Data excerpts:
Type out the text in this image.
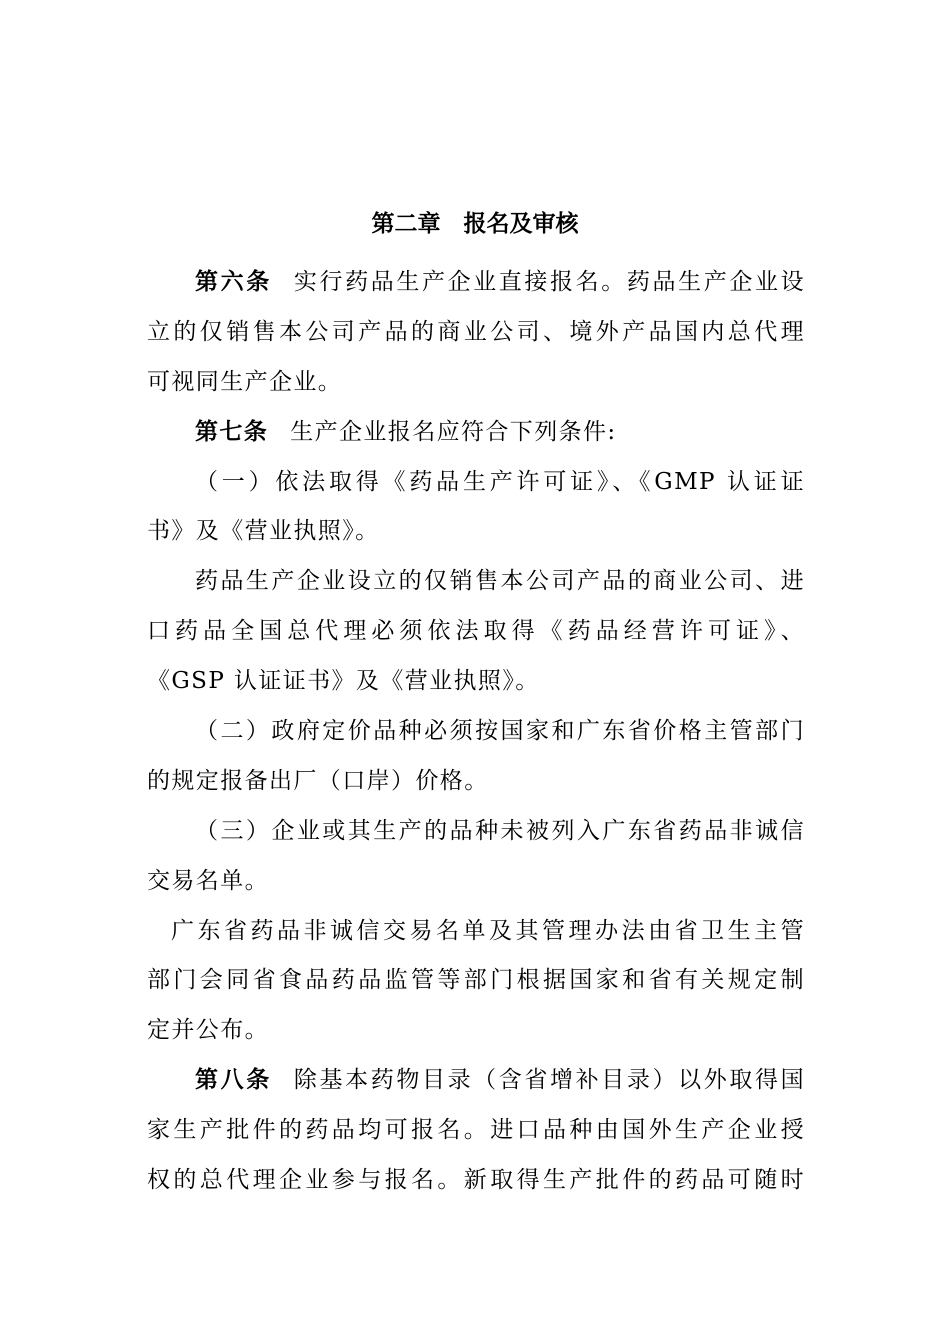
第二章　报名及审核
第六条 实行药品生产企业直接报名。药品生产企业设
立的仅销售本公司产品的商业公司、境外产品国内总代理
可视同生产企业。
第七条 生产企业报名应符合下列条件:
（一）依法取得《药品生产许可证》、《GMP 认证证
书》及《营业执照》。
药品生产企业设立的仅销售本公司产品的商业公司、进
口药品全国总代理必须依法取得《药品经营许可证》、
《GSP 认证证书》及《营业执照》。
（二）政府定价品种必须按国家和广东省价格主管部门
的规定报备出厂（口岸）价格。
（三）企业或其生产的品种未被列入广东省药品非诚信
交易名单。
广东省药品非诚信交易名单及其管理办法由省卫生主管
部门会同省食品药品监管等部门根据国家和省有关规定制
定并公布。
第八条 除基本药物目录（含省增补目录）以外取得国
家生产批件的药品均可报名。进口品种由国外生产企业授
权的总代理企业参与报名。新取得生产批件的药品可随时
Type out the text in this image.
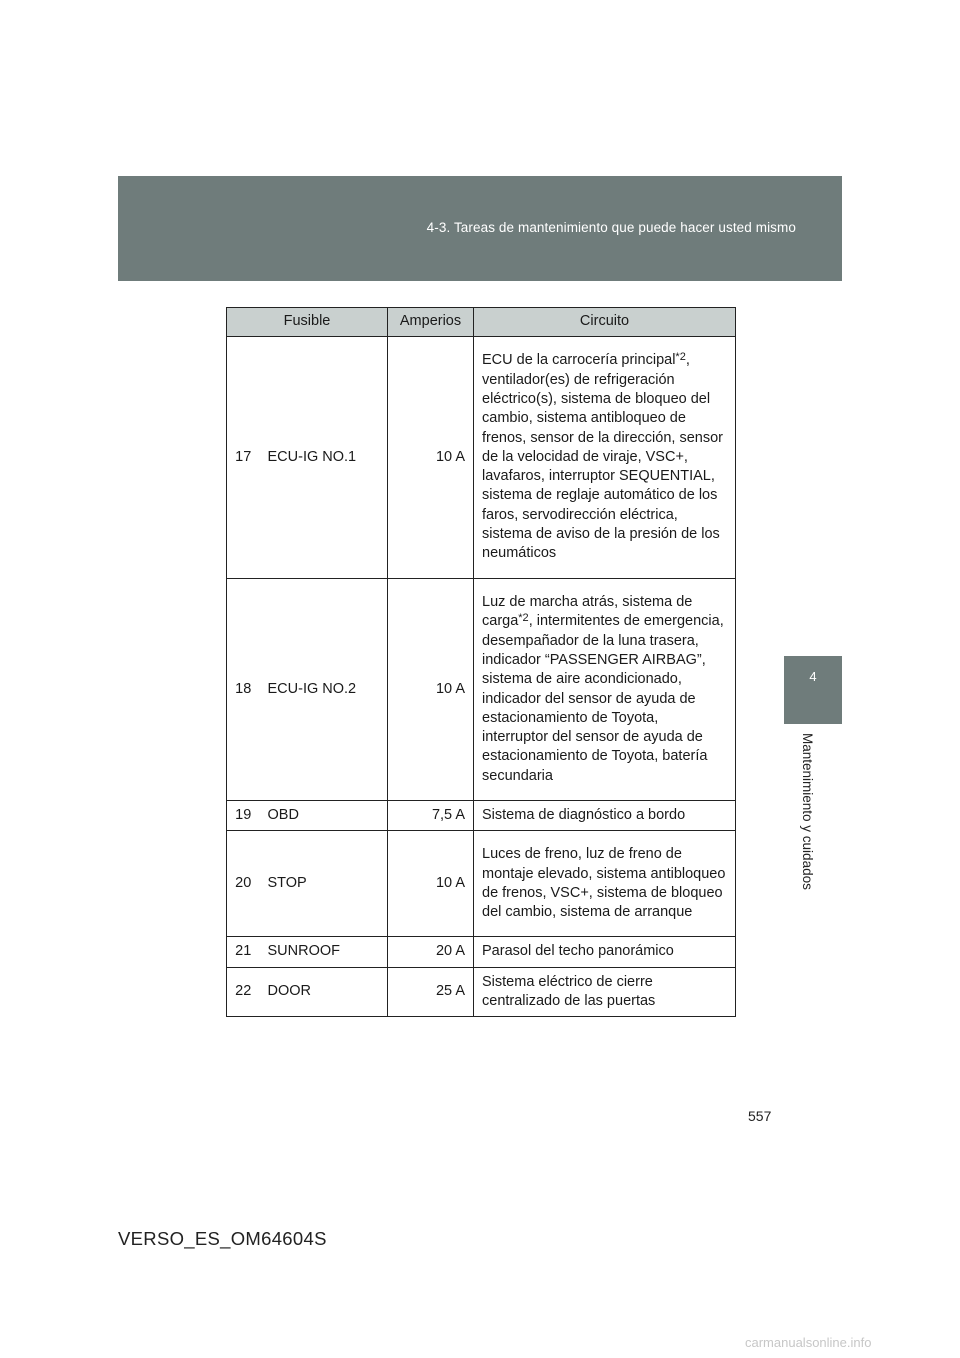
4-3. Tareas de mantenimiento que puede hacer usted mismo
4
Mantenimiento y cuidados
Fusible		Amperios	Circuito
17	ECU-IG NO.1	10 A	ECU de la carrocería principal$^{*2}$, ventilador(es) de refrigeración eléctrico(s), sistema de bloqueo del cambio, sistema antibloqueo de frenos, sensor de la dirección, sensor de la velocidad de viraje, VSC+, lavafaros, interruptor SEQUENTIAL, sistema de reglaje automático de los faros, servodirección eléctrica, sistema de aviso de la presión de los neumáticos
18	ECU-IG NO.2	10 A	Luz de marcha atrás, sistema de carga$^{*2}$, intermitentes de emergencia, desempañador de la luna trasera, indicador “PASSENGER AIRBAG”, sistema de aire acondicionado, indicador del sensor de ayuda de estacionamiento de Toyota, interruptor del sensor de ayuda de estacionamiento de Toyota, batería secundaria
19	OBD	7,5 A	Sistema de diagnóstico a bordo
20	STOP	10 A	Luces de freno, luz de freno de montaje elevado, sistema antibloqueo de frenos, VSC+, sistema de bloqueo del cambio, sistema de arranque
21	SUNROOF	20 A	Parasol del techo panorámico
22	DOOR	25 A	Sistema eléctrico de cierre centralizado de las puertas
557
VERSO_ES_OM64604S
carmanualsonline.info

▶ [The problem]
Leaving the pictures aside, transcribe the entire listing exactly.

▶ [Answer to this exercise]
Type out the text in this image.
第二章　报名及审核
第六条 实行药品生产企业直接报名。药品生产企业设
立的仅销售本公司产品的商业公司、境外产品国内总代理
可视同生产企业。
第七条 生产企业报名应符合下列条件:
（一）依法取得《药品生产许可证》、《GMP 认证证
书》及《营业执照》。
药品生产企业设立的仅销售本公司产品的商业公司、进
口药品全国总代理必须依法取得《药品经营许可证》、
《GSP 认证证书》及《营业执照》。
（二）政府定价品种必须按国家和广东省价格主管部门
的规定报备出厂（口岸）价格。
（三）企业或其生产的品种未被列入广东省药品非诚信
交易名单。
广东省药品非诚信交易名单及其管理办法由省卫生主管
部门会同省食品药品监管等部门根据国家和省有关规定制
定并公布。
第八条 除基本药物目录（含省增补目录）以外取得国
家生产批件的药品均可报名。进口品种由国外生产企业授
权的总代理企业参与报名。新取得生产批件的药品可随时
Type out the text in this image.
4-3. Tareas de mantenimiento que puede hacer usted mismo
4
Mantenimiento y cuidados
Fusible		Amperios	Circuito
17	ECU-IG NO.1	10 A	ECU de la carrocería principal$^{*2}$, ventilador(es) de refrigeración eléctrico(s), sistema de bloqueo del cambio, sistema antibloqueo de frenos, sensor de la dirección, sensor de la velocidad de viraje, VSC+, lavafaros, interruptor SEQUENTIAL, sistema de reglaje automático de los faros, servodirección eléctrica, sistema de aviso de la presión de los neumáticos
18	ECU-IG NO.2	10 A	Luz de marcha atrás, sistema de carga$^{*2}$, intermitentes de emergencia, desempañador de la luna trasera, indicador “PASSENGER AIRBAG”, sistema de aire acondicionado, indicador del sensor de ayuda de estacionamiento de Toyota, interruptor del sensor de ayuda de estacionamiento de Toyota, batería secundaria
19	OBD	7,5 A	Sistema de diagnóstico a bordo
20	STOP	10 A	Luces de freno, luz de freno de montaje elevado, sistema antibloqueo de frenos, VSC+, sistema de bloqueo del cambio, sistema de arranque
21	SUNROOF	20 A	Parasol del techo panorámico
22	DOOR	25 A	Sistema eléctrico de cierre centralizado de las puertas
557
VERSO_ES_OM64604S
carmanualsonline.info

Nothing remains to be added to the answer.